Filter the entries, keeping every line with the word "certain".

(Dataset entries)
>>>>>
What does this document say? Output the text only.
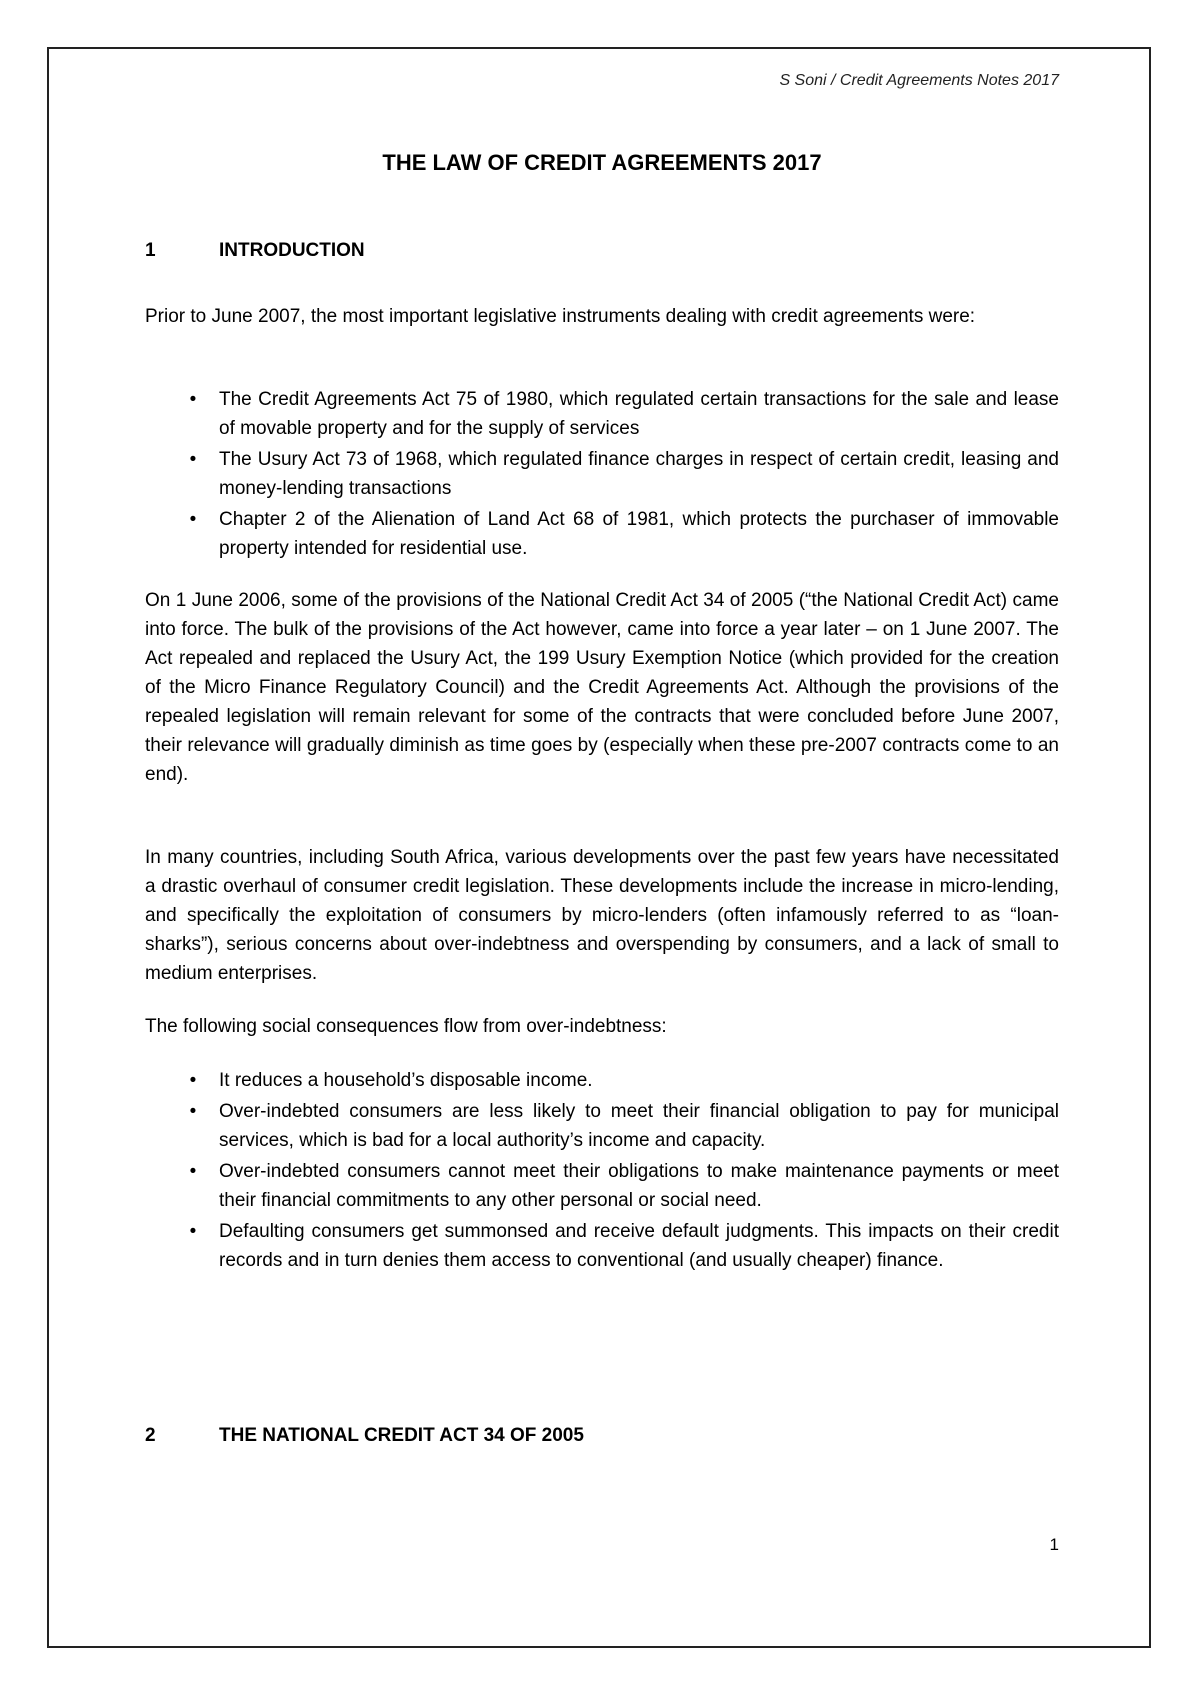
S Soni / Credit Agreements Notes 2017
THE LAW OF CREDIT AGREEMENTS 2017
1	INTRODUCTION
Prior to June 2007, the most important legislative instruments dealing with credit agreements were:
•	The Credit Agreements Act 75 of 1980, which regulated certain transactions for the sale and lease of movable property and for the supply of services
•	The Usury Act 73 of 1968, which regulated finance charges in respect of certain credit, leasing and money-lending transactions
•	Chapter 2 of the Alienation of Land Act 68 of 1981, which protects the purchaser of immovable property intended for residential use.
On 1 June 2006, some of the provisions of the National Credit Act 34 of 2005 (“the National Credit Act) came into force. The bulk of the provisions of the Act however, came into force a year later – on 1 June 2007. The Act repealed and replaced the Usury Act, the 199 Usury Exemption Notice (which provided for the creation of the Micro Finance Regulatory Council) and the Credit Agreements Act. Although the provisions of the repealed legislation will remain relevant for some of the contracts that were concluded before June 2007, their relevance will gradually diminish as time goes by (especially when these pre-2007 contracts come to an end).
In many countries, including South Africa, various developments over the past few years have necessitated a drastic overhaul of consumer credit legislation. These developments include the increase in micro-lending, and specifically the exploitation of consumers by micro-lenders (often infamously referred to as “loan-sharks”), serious concerns about over-indebtness and overspending by consumers, and a lack of small to medium enterprises.
The following social consequences flow from over-indebtness:
•	It reduces a household’s disposable income.
•	Over-indebted consumers are less likely to meet their financial obligation to pay for municipal services, which is bad for a local authority’s income and capacity.
•	Over-indebted consumers cannot meet their obligations to make maintenance payments or meet their financial commitments to any other personal or social need.
•	Defaulting consumers get summonsed and receive default judgments. This impacts on their credit records and in turn denies them access to conventional (and usually cheaper) finance.
2	THE NATIONAL CREDIT ACT 34 OF 2005
1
<<<<<
◆ **SOLVED EXERCISE**:
•	The Credit Agreements Act 75 of 1980, which regulated certain transactions for the sale and lease of movable property and for the supply of services
•	The Usury Act 73 of 1968, which regulated finance charges in respect of certain credit, leasing and money-lending transactions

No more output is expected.